## Challenge
All of the entries must be reproduced exactly, with no images carried over.

## Supplied material
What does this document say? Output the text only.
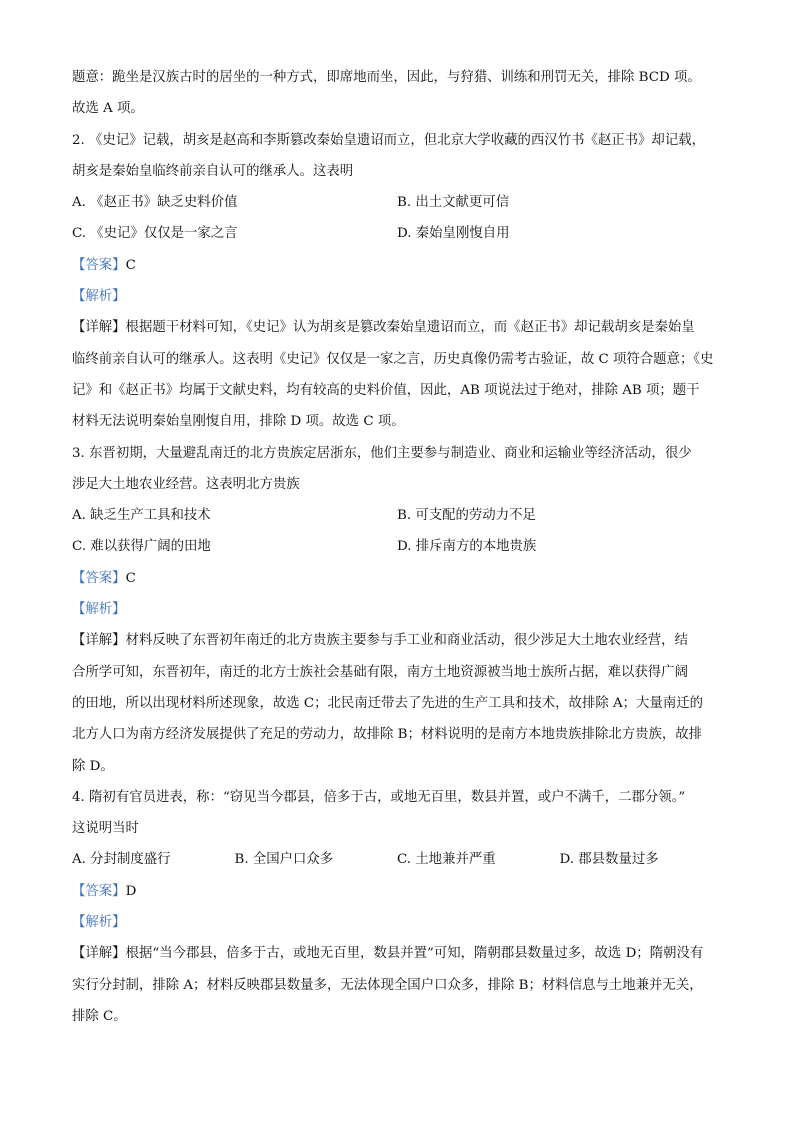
题意：跪坐是汉族古时的居坐的一种方式，即席地而坐，因此，与狩猎、训练和刑罚无关，排除 BCD 项。
故选 A 项。
2. 《史记》记载，胡亥是赵高和李斯篡改秦始皇遗诏而立，但北京大学收藏的西汉竹书《赵正书》却记载，
胡亥是秦始皇临终前亲自认可的继承人。这表明
A. 《赵正书》缺乏史料价值	B. 出土文献更可信
C. 《史记》仅仅是一家之言	D. 秦始皇刚愎自用
【答案】C
【解析】
【详解】根据题干材料可知，《史记》认为胡亥是篡改秦始皇遗诏而立，而《赵正书》却记载胡亥是秦始皇
临终前亲自认可的继承人。这表明《史记》仅仅是一家之言，历史真像仍需考古验证，故 C 项符合题意；《史
记》和《赵正书》均属于文献史料，均有较高的史料价值，因此，AB 项说法过于绝对，排除 AB 项；题干
材料无法说明秦始皇刚愎自用，排除 D 项。故选 C 项。
3. 东晋初期，大量避乱南迁的北方贵族定居浙东，他们主要参与制造业、商业和运输业等经济活动，很少
涉足大土地农业经营。这表明北方贵族
A. 缺乏生产工具和技术	B. 可支配的劳动力不足
C. 难以获得广阔的田地	D. 排斥南方的本地贵族
【答案】C
【解析】
【详解】材料反映了东晋初年南迁的北方贵族主要参与手工业和商业活动，很少涉足大土地农业经营，结
合所学可知，东晋初年，南迁的北方士族社会基础有限，南方土地资源被当地士族所占据，难以获得广阔
的田地，所以出现材料所述现象，故选 C；北民南迁带去了先进的生产工具和技术，故排除 A；大量南迁的
北方人口为南方经济发展提供了充足的劳动力，故排除 B；材料说明的是南方本地贵族排除北方贵族，故排
除 D。
4. 隋初有官员进表，称：“窃见当今郡县，倍多于古，或地无百里，数县并置，或户不满千，二郡分领。”
这说明当时
A. 分封制度盛行	B. 全国户口众多	C. 土地兼并严重	D. 郡县数量过多
【答案】D
【解析】
【详解】根据“当今郡县，倍多于古，或地无百里，数县并置”可知，隋朝郡县数量过多，故选 D；隋朝没有
实行分封制，排除 A；材料反映郡县数量多，无法体现全国户口众多，排除 B；材料信息与土地兼并无关，
排除 C。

## In response
What does this document say? Output the text only.
题意：跪坐是汉族古时的居坐的一种方式，即席地而坐，因此，与狩猎、训练和刑罚无关，排除 BCD 项。
故选 A 项。
2. 《史记》记载，胡亥是赵高和李斯篡改秦始皇遗诏而立，但北京大学收藏的西汉竹书《赵正书》却记载，
胡亥是秦始皇临终前亲自认可的继承人。这表明
A. 《赵正书》缺乏史料价值	B. 出土文献更可信
C. 《史记》仅仅是一家之言	D. 秦始皇刚愎自用
【答案】C
【解析】
【详解】根据题干材料可知，《史记》认为胡亥是篡改秦始皇遗诏而立，而《赵正书》却记载胡亥是秦始皇
临终前亲自认可的继承人。这表明《史记》仅仅是一家之言，历史真像仍需考古验证，故 C 项符合题意；《史
记》和《赵正书》均属于文献史料，均有较高的史料价值，因此，AB 项说法过于绝对，排除 AB 项；题干
材料无法说明秦始皇刚愎自用，排除 D 项。故选 C 项。
3. 东晋初期，大量避乱南迁的北方贵族定居浙东，他们主要参与制造业、商业和运输业等经济活动，很少
涉足大土地农业经营。这表明北方贵族
A. 缺乏生产工具和技术	B. 可支配的劳动力不足
C. 难以获得广阔的田地	D. 排斥南方的本地贵族
【答案】C
【解析】
【详解】材料反映了东晋初年南迁的北方贵族主要参与手工业和商业活动，很少涉足大土地农业经营，结
合所学可知，东晋初年，南迁的北方士族社会基础有限，南方土地资源被当地士族所占据，难以获得广阔
的田地，所以出现材料所述现象，故选 C；北民南迁带去了先进的生产工具和技术，故排除 A；大量南迁的
北方人口为南方经济发展提供了充足的劳动力，故排除 B；材料说明的是南方本地贵族排除北方贵族，故排
除 D。
4. 隋初有官员进表，称：“窃见当今郡县，倍多于古，或地无百里，数县并置，或户不满千，二郡分领。”
这说明当时
A. 分封制度盛行	B. 全国户口众多	C. 土地兼并严重	D. 郡县数量过多
【答案】D
【解析】
【详解】根据“当今郡县，倍多于古，或地无百里，数县并置”可知，隋朝郡县数量过多，故选 D；隋朝没有
实行分封制，排除 A；材料反映郡县数量多，无法体现全国户口众多，排除 B；材料信息与土地兼并无关，
排除 C。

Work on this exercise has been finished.